> [Challenge]:
In the entries that follow, how many lines contain "name"? Answer with the number only.
━━━━
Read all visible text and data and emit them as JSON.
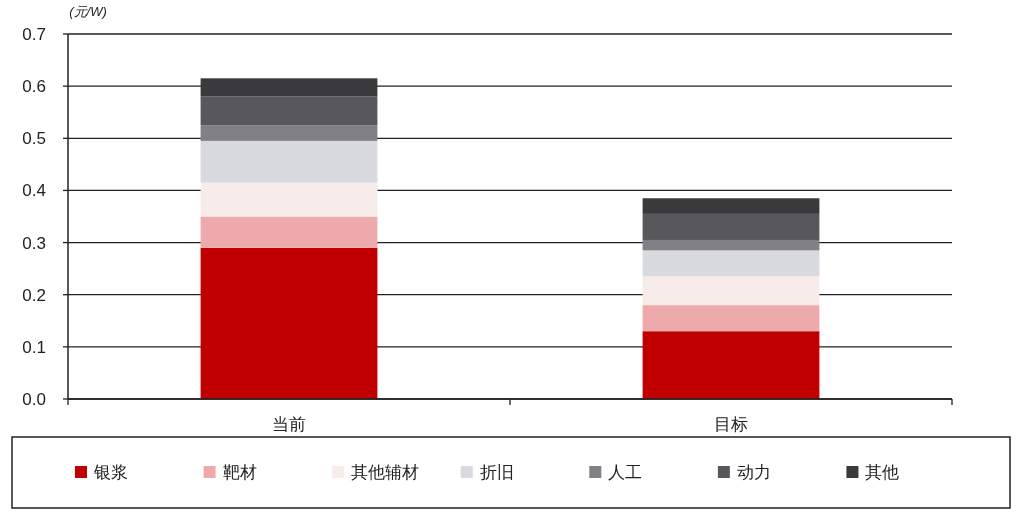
{
  "chart_data": {
    "type": "bar",
    "stacked": true,
    "ylabel": "(元/W)",
    "categories": [
      "当前",
      "目标"
    ],
    "series": [
      {
        "name": "银浆",
        "color": "#c00000",
        "values": [
          0.29,
          0.13
        ]
      },
      {
        "name": "靶材",
        "color": "#eeaaaa",
        "values": [
          0.06,
          0.05
        ]
      },
      {
        "name": "其他辅材",
        "color": "#f8ecea",
        "values": [
          0.065,
          0.055
        ]
      },
      {
        "name": "折旧",
        "color": "#d8dadf",
        "values": [
          0.08,
          0.05
        ]
      },
      {
        "name": "人工",
        "color": "#808085",
        "values": [
          0.03,
          0.02
        ]
      },
      {
        "name": "动力",
        "color": "#58585c",
        "values": [
          0.055,
          0.05
        ]
      },
      {
        "name": "其他",
        "color": "#3a3a3c",
        "values": [
          0.035,
          0.03
        ]
      }
    ],
    "ylim": [
      0,
      0.7
    ],
    "yticks": [
      "0.0",
      0.1,
      0.2,
      0.3,
      0.4,
      0.5,
      0.6,
      0.7
    ],
    "grid": "y",
    "legend": "bottom"
  }
}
━━━━
> [Full response]:
7